>> Begin Input material

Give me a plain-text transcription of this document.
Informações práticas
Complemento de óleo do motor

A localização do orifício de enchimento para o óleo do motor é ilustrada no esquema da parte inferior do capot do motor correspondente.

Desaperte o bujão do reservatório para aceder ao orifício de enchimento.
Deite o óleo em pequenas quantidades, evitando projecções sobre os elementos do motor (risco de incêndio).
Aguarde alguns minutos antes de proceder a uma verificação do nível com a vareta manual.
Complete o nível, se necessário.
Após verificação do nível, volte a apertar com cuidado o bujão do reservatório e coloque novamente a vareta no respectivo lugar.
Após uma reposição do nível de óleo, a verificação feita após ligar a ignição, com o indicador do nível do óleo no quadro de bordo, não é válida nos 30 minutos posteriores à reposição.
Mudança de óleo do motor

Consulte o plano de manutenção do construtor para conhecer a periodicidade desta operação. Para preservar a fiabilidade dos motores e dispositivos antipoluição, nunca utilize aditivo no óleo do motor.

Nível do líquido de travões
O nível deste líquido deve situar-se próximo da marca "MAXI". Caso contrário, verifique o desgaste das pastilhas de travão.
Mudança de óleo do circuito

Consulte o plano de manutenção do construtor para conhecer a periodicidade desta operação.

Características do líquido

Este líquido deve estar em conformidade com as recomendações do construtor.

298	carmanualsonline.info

>> End Input material

Aim of the exercise: Write the entire listing out again, word for word.

The solution:
Give me a plain-text transcription of this document.
Informações práticas
Complemento de óleo do motor

A localização do orifício de enchimento para o óleo do motor é ilustrada no esquema da parte inferior do capot do motor correspondente.

Desaperte o bujão do reservatório para aceder ao orifício de enchimento.
Deite o óleo em pequenas quantidades, evitando projecções sobre os elementos do motor (risco de incêndio).
Aguarde alguns minutos antes de proceder a uma verificação do nível com a vareta manual.
Complete o nível, se necessário.
Após verificação do nível, volte a apertar com cuidado o bujão do reservatório e coloque novamente a vareta no respectivo lugar.
Após uma reposição do nível de óleo, a verificação feita após ligar a ignição, com o indicador do nível do óleo no quadro de bordo, não é válida nos 30 minutos posteriores à reposição.
Mudança de óleo do motor

Consulte o plano de manutenção do construtor para conhecer a periodicidade desta operação. Para preservar a fiabilidade dos motores e dispositivos antipoluição, nunca utilize aditivo no óleo do motor.

Nível do líquido de travões
O nível deste líquido deve situar-se próximo da marca "MAXI". Caso contrário, verifique o desgaste das pastilhas de travão.
Mudança de óleo do circuito

Consulte o plano de manutenção do construtor para conhecer a periodicidade desta operação.

Características do líquido

Este líquido deve estar em conformidade com as recomendações do construtor.

298	carmanualsonline.info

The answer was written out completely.